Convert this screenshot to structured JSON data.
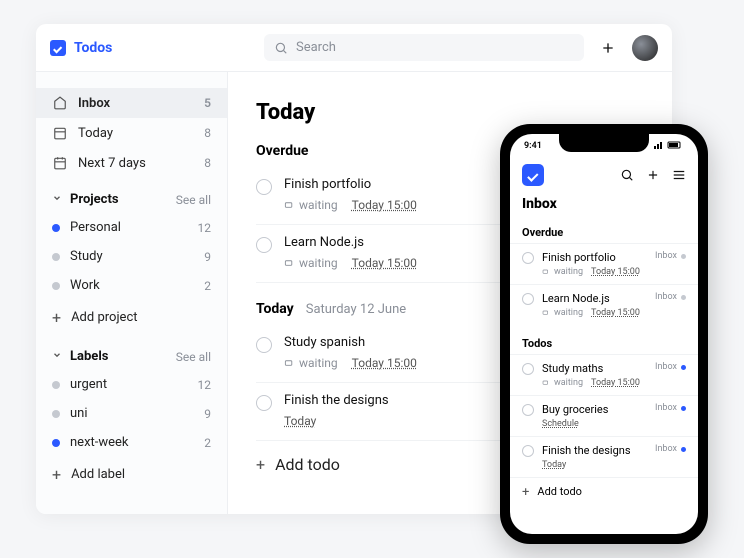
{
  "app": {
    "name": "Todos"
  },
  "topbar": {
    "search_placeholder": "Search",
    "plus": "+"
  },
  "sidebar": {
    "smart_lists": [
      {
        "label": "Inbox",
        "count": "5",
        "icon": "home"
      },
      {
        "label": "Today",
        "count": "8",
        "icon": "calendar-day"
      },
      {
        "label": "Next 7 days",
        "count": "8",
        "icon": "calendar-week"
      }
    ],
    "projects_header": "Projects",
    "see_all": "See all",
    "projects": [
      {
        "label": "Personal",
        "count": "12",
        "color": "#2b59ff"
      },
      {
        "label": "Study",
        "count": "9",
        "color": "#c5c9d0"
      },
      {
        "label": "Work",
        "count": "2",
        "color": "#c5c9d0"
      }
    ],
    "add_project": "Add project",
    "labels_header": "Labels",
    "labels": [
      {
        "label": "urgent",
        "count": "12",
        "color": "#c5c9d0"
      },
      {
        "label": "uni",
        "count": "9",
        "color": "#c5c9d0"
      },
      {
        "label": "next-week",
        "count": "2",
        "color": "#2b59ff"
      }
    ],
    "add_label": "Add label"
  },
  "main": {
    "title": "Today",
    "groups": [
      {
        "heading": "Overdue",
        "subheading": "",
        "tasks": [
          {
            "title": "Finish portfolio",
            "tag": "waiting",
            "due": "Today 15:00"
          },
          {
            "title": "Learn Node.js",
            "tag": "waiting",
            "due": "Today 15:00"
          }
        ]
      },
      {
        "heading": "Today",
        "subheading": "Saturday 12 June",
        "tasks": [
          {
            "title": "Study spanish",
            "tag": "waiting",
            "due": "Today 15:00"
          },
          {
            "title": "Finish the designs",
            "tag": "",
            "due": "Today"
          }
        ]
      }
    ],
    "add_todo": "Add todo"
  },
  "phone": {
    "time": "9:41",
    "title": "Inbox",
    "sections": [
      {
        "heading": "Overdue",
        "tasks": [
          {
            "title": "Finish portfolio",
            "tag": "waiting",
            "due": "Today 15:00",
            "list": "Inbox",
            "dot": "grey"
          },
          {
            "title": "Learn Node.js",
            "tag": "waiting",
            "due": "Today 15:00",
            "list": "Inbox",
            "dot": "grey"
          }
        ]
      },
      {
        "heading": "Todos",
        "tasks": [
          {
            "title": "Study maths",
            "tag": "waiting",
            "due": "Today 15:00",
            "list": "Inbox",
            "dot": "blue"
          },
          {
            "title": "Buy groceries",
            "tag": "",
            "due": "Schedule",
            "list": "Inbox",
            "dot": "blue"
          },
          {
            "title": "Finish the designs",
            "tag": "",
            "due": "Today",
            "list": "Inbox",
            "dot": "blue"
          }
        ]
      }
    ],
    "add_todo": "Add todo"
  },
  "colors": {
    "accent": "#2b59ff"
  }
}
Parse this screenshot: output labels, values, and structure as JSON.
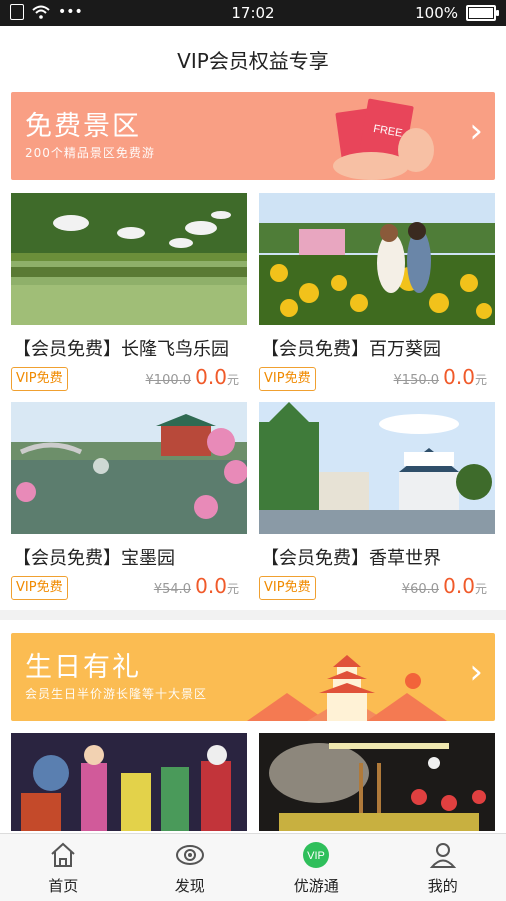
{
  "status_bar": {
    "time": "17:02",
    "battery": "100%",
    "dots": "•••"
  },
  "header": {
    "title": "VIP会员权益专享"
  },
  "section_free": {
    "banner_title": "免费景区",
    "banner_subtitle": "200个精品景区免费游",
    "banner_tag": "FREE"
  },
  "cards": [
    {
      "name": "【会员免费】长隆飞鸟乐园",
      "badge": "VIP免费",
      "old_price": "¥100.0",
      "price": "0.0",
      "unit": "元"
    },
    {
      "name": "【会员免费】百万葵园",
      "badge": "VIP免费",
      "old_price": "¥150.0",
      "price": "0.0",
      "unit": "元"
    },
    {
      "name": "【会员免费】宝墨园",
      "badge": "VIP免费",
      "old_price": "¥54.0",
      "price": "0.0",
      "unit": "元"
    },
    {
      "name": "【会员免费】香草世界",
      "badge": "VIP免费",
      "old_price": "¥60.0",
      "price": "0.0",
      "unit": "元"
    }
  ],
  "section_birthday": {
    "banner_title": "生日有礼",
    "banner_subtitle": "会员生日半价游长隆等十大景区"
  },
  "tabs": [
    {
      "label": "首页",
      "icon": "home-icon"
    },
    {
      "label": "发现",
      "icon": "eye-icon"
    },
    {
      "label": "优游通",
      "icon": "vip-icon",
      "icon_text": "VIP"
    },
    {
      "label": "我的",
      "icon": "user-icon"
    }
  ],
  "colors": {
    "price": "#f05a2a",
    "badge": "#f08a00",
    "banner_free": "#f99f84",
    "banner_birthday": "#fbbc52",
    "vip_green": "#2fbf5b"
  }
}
--------------------------------------------------
Aim: The required output is the lines from the one containing "Parse this screenshot: output" through the end of the records above, reproduced exactly, with no pictures.

Result of the task:
Parse this screenshot: output labels, values, and structure as JSON.
{
  "status_bar": {
    "time": "17:02",
    "battery": "100%",
    "dots": "•••"
  },
  "header": {
    "title": "VIP会员权益专享"
  },
  "section_free": {
    "banner_title": "免费景区",
    "banner_subtitle": "200个精品景区免费游",
    "banner_tag": "FREE"
  },
  "cards": [
    {
      "name": "【会员免费】长隆飞鸟乐园",
      "badge": "VIP免费",
      "old_price": "¥100.0",
      "price": "0.0",
      "unit": "元"
    },
    {
      "name": "【会员免费】百万葵园",
      "badge": "VIP免费",
      "old_price": "¥150.0",
      "price": "0.0",
      "unit": "元"
    },
    {
      "name": "【会员免费】宝墨园",
      "badge": "VIP免费",
      "old_price": "¥54.0",
      "price": "0.0",
      "unit": "元"
    },
    {
      "name": "【会员免费】香草世界",
      "badge": "VIP免费",
      "old_price": "¥60.0",
      "price": "0.0",
      "unit": "元"
    }
  ],
  "section_birthday": {
    "banner_title": "生日有礼",
    "banner_subtitle": "会员生日半价游长隆等十大景区"
  },
  "tabs": [
    {
      "label": "首页",
      "icon": "home-icon"
    },
    {
      "label": "发现",
      "icon": "eye-icon"
    },
    {
      "label": "优游通",
      "icon": "vip-icon",
      "icon_text": "VIP"
    },
    {
      "label": "我的",
      "icon": "user-icon"
    }
  ],
  "colors": {
    "price": "#f05a2a",
    "badge": "#f08a00",
    "banner_free": "#f99f84",
    "banner_birthday": "#fbbc52",
    "vip_green": "#2fbf5b"
  }
}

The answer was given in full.